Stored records
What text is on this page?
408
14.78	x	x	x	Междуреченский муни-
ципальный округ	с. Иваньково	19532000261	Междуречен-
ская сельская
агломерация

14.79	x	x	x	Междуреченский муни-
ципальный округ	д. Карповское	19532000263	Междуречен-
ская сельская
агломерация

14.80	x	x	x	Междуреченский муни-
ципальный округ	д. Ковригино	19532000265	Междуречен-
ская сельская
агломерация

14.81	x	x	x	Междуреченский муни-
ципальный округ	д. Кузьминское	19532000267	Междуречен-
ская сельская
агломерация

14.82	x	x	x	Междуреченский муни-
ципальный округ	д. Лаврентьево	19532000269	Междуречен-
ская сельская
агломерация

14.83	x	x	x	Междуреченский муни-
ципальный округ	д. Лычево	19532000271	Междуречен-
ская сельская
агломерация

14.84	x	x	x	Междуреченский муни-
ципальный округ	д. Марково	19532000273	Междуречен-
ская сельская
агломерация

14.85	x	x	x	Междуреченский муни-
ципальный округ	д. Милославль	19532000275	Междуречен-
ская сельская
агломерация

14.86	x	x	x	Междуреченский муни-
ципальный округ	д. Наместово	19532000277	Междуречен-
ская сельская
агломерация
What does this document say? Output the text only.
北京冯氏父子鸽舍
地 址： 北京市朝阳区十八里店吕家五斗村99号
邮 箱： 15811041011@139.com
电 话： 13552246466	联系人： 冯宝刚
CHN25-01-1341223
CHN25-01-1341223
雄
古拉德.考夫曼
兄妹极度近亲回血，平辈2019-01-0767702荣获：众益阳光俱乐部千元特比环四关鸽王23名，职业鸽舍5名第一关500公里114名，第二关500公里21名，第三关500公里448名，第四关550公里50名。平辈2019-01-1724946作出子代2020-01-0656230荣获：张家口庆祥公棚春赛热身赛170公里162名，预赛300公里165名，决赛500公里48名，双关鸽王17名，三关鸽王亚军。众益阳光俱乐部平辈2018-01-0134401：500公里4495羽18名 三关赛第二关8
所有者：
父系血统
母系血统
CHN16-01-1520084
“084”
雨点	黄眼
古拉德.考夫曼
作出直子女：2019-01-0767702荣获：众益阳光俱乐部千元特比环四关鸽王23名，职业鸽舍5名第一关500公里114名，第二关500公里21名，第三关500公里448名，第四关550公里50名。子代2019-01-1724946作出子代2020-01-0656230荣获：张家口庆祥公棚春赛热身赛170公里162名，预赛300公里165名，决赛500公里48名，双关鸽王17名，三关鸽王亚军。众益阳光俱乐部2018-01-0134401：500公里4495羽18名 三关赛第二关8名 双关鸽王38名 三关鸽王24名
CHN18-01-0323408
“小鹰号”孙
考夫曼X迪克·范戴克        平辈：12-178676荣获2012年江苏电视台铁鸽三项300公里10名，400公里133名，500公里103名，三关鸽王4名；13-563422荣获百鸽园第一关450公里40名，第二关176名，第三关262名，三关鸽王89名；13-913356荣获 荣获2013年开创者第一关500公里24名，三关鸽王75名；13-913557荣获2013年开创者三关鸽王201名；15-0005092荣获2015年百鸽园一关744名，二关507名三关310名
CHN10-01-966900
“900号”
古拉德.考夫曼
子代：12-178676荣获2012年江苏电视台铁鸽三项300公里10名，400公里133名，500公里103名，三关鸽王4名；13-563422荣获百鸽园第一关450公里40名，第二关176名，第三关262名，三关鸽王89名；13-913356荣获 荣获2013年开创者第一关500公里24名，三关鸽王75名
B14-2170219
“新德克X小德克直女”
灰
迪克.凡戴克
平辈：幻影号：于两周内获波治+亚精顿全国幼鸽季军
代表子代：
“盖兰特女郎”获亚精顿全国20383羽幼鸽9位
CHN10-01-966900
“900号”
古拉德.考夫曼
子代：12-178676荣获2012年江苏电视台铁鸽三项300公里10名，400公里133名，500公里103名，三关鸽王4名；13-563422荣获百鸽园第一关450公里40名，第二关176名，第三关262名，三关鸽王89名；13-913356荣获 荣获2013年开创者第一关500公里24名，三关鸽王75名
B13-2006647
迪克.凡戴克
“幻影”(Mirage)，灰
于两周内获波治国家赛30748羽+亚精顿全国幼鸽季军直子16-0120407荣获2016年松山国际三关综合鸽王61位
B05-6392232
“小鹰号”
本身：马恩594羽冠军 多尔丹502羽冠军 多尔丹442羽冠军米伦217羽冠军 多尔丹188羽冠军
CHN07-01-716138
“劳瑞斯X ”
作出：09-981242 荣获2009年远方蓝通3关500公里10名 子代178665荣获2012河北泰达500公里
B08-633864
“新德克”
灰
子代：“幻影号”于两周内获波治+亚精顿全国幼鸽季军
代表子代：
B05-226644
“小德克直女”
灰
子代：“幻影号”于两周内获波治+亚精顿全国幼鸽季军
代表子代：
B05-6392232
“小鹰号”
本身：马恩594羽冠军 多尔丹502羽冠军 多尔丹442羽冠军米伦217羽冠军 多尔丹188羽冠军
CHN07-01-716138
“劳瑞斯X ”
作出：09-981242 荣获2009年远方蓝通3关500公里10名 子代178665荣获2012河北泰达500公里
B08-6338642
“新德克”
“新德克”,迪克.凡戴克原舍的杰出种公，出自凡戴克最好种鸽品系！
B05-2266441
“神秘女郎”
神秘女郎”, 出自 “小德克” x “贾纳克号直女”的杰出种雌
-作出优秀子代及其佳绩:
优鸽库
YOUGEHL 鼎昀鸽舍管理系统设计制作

→ **Goal**: Only the lines from the one that contains "What does this" to the end of the data should be output, exactly as they appear.

→ **Answer to the problem**:
What does this document say? Output the text only.
北京冯氏父子鸽舍
地 址： 北京市朝阳区十八里店吕家五斗村99号
邮 箱： 15811041011@139.com
电 话： 13552246466	联系人： 冯宝刚
CHN25-01-1341223
CHN25-01-1341223
雄
古拉德.考夫曼
兄妹极度近亲回血，平辈2019-01-0767702荣获：众益阳光俱乐部千元特比环四关鸽王23名，职业鸽舍5名第一关500公里114名，第二关500公里21名，第三关500公里448名，第四关550公里50名。平辈2019-01-1724946作出子代2020-01-0656230荣获：张家口庆祥公棚春赛热身赛170公里162名，预赛300公里165名，决赛500公里48名，双关鸽王17名，三关鸽王亚军。众益阳光俱乐部平辈2018-01-0134401：500公里4495羽18名 三关赛第二关8
所有者：
父系血统
母系血统
CHN16-01-1520084
“084”
雨点	黄眼
古拉德.考夫曼
作出直子女：2019-01-0767702荣获：众益阳光俱乐部千元特比环四关鸽王23名，职业鸽舍5名第一关500公里114名，第二关500公里21名，第三关500公里448名，第四关550公里50名。子代2019-01-1724946作出子代2020-01-0656230荣获：张家口庆祥公棚春赛热身赛170公里162名，预赛300公里165名，决赛500公里48名，双关鸽王17名，三关鸽王亚军。众益阳光俱乐部2018-01-0134401：500公里4495羽18名 三关赛第二关8名 双关鸽王38名 三关鸽王24名
CHN18-01-0323408
“小鹰号”孙
考夫曼X迪克·范戴克        平辈：12-178676荣获2012年江苏电视台铁鸽三项300公里10名，400公里133名，500公里103名，三关鸽王4名；13-563422荣获百鸽园第一关450公里40名，第二关176名，第三关262名，三关鸽王89名；13-913356荣获 荣获2013年开创者第一关500公里24名，三关鸽王75名；13-913557荣获2013年开创者三关鸽王201名；15-0005092荣获2015年百鸽园一关744名，二关507名三关310名
CHN10-01-966900
“900号”
古拉德.考夫曼
子代：12-178676荣获2012年江苏电视台铁鸽三项300公里10名，400公里133名，500公里103名，三关鸽王4名；13-563422荣获百鸽园第一关450公里40名，第二关176名，第三关262名，三关鸽王89名；13-913356荣获 荣获2013年开创者第一关500公里24名，三关鸽王75名
B14-2170219
“新德克X小德克直女”
灰
迪克.凡戴克
平辈：幻影号：于两周内获波治+亚精顿全国幼鸽季军
代表子代：
“盖兰特女郎”获亚精顿全国20383羽幼鸽9位
CHN10-01-966900
“900号”
古拉德.考夫曼
子代：12-178676荣获2012年江苏电视台铁鸽三项300公里10名，400公里133名，500公里103名，三关鸽王4名；13-563422荣获百鸽园第一关450公里40名，第二关176名，第三关262名，三关鸽王89名；13-913356荣获 荣获2013年开创者第一关500公里24名，三关鸽王75名
B13-2006647
迪克.凡戴克
“幻影”(Mirage)，灰
于两周内获波治国家赛30748羽+亚精顿全国幼鸽季军直子16-0120407荣获2016年松山国际三关综合鸽王61位
B05-6392232
“小鹰号”
本身：马恩594羽冠军 多尔丹502羽冠军 多尔丹442羽冠军米伦217羽冠军 多尔丹188羽冠军
CHN07-01-716138
“劳瑞斯X ”
作出：09-981242 荣获2009年远方蓝通3关500公里10名 子代178665荣获2012河北泰达500公里
B08-633864
“新德克”
灰
子代：“幻影号”于两周内获波治+亚精顿全国幼鸽季军
代表子代：
B05-226644
“小德克直女”
灰
子代：“幻影号”于两周内获波治+亚精顿全国幼鸽季军
代表子代：
B05-6392232
“小鹰号”
本身：马恩594羽冠军 多尔丹502羽冠军 多尔丹442羽冠军米伦217羽冠军 多尔丹188羽冠军
CHN07-01-716138
“劳瑞斯X ”
作出：09-981242 荣获2009年远方蓝通3关500公里10名 子代178665荣获2012河北泰达500公里
B08-6338642
“新德克”
“新德克”,迪克.凡戴克原舍的杰出种公，出自凡戴克最好种鸽品系！
B05-2266441
“神秘女郎”
神秘女郎”, 出自 “小德克” x “贾纳克号直女”的杰出种雌
-作出优秀子代及其佳绩:
优鸽库
YOUGEHL 鼎昀鸽舍管理系统设计制作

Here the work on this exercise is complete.